■ GIVEN TASK:
Change "data-label" to "value-label" in the records, from the line with "y-axis-ticks: 20% 10%" through the line with "legend-entry-less-than-degree: Less Than", and write out only those lines with nothing else altered.

--- Begin DATA EXCERPTS ---

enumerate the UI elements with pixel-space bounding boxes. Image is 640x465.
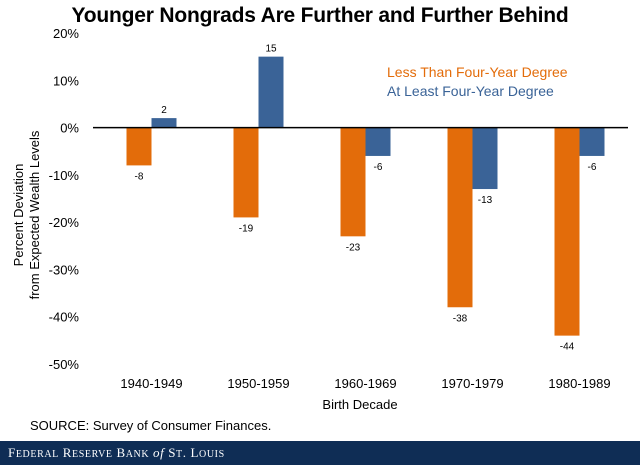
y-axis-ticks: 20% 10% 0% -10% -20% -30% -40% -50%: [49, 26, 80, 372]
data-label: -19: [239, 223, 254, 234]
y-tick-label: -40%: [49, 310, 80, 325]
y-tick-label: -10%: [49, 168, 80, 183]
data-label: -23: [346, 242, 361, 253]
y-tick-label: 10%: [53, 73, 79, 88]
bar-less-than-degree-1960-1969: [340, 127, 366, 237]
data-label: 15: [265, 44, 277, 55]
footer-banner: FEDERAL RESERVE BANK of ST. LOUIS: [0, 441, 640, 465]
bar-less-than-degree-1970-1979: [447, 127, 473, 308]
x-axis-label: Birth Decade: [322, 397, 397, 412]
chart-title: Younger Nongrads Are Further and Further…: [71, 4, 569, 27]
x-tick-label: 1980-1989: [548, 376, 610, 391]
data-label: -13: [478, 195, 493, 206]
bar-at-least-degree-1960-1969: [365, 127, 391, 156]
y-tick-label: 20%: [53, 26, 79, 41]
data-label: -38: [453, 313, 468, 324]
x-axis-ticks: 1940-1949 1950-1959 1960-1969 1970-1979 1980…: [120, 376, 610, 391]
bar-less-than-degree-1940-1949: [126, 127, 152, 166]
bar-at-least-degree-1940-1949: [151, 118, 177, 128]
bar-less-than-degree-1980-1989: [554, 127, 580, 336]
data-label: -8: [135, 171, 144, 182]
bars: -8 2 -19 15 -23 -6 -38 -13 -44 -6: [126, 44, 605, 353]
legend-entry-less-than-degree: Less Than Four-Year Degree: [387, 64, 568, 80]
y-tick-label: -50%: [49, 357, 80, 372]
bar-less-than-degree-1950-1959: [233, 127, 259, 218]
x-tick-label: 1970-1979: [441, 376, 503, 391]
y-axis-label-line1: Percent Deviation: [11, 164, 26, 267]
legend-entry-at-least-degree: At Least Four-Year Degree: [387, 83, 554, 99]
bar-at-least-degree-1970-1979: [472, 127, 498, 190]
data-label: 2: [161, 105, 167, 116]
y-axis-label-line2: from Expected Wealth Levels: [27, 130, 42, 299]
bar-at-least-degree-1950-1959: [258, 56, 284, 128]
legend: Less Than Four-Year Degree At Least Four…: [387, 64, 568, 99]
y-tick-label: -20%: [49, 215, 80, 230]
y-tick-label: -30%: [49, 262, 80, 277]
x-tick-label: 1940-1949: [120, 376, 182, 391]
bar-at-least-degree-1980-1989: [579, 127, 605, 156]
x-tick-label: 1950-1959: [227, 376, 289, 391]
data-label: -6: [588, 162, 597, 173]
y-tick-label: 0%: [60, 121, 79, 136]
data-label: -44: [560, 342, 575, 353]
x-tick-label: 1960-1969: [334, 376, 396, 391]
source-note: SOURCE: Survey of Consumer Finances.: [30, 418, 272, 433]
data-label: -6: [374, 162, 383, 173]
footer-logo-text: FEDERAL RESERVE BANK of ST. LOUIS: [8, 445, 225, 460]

--- End DATA EXCERPTS ---

■ REPLY TO THE EXERCISE:
y-axis-ticks: 20% 10% 0% -10% -20% -30% -40% -50%: [49, 26, 80, 372]
value-label: -19: [239, 223, 254, 234]
y-tick-label: -40%: [49, 310, 80, 325]
y-tick-label: -10%: [49, 168, 80, 183]
value-label: -23: [346, 242, 361, 253]
y-tick-label: 10%: [53, 73, 79, 88]
bar-less-than-degree-1960-1969: [340, 127, 366, 237]
value-label: 15: [265, 44, 277, 55]
footer-banner: FEDERAL RESERVE BANK of ST. LOUIS: [0, 441, 640, 465]
bar-less-than-degree-1970-1979: [447, 127, 473, 308]
x-axis-label: Birth Decade: [322, 397, 397, 412]
chart-title: Younger Nongrads Are Further and Further…: [71, 4, 569, 27]
x-tick-label: 1980-1989: [548, 376, 610, 391]
value-label: -13: [478, 195, 493, 206]
bar-at-least-degree-1960-1969: [365, 127, 391, 156]
y-tick-label: 20%: [53, 26, 79, 41]
value-label: -38: [453, 313, 468, 324]
x-axis-ticks: 1940-1949 1950-1959 1960-1969 1970-1979 1980…: [120, 376, 610, 391]
bar-less-than-degree-1940-1949: [126, 127, 152, 166]
bar-at-least-degree-1940-1949: [151, 118, 177, 128]
bar-less-than-degree-1980-1989: [554, 127, 580, 336]
value-label: -8: [135, 171, 144, 182]
bars: -8 2 -19 15 -23 -6 -38 -13 -44 -6: [126, 44, 605, 353]
legend-entry-less-than-degree: Less Than Four-Year Degree: [387, 64, 568, 80]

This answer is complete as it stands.